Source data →
• • • • • • •

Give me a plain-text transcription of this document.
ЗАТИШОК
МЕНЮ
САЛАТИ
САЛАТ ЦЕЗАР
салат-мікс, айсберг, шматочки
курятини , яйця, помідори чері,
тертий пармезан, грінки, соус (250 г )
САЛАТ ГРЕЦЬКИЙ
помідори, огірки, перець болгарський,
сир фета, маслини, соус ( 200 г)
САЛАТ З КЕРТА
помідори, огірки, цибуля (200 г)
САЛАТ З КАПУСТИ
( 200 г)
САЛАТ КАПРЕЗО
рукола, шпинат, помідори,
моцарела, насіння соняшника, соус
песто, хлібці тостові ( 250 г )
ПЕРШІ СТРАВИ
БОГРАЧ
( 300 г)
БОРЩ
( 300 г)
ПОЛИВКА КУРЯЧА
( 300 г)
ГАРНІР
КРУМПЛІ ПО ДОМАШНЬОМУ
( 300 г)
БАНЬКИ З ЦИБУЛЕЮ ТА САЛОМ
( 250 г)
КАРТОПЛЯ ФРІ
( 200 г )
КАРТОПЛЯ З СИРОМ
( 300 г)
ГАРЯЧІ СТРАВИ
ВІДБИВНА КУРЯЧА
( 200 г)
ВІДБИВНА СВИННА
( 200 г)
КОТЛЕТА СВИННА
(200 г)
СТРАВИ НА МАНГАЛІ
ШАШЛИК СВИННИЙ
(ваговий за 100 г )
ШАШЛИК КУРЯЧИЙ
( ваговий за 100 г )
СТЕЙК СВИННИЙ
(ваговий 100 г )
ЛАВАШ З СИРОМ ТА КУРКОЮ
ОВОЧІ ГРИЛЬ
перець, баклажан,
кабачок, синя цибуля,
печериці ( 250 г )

• • • • • • •

WHAT YOU HAVE TO DO →
Collect the lines that hold "цибуля".

EXERCISE OUTPUT →
помідори, огірки, цибуля (200 г)
кабачок, синя цибуля,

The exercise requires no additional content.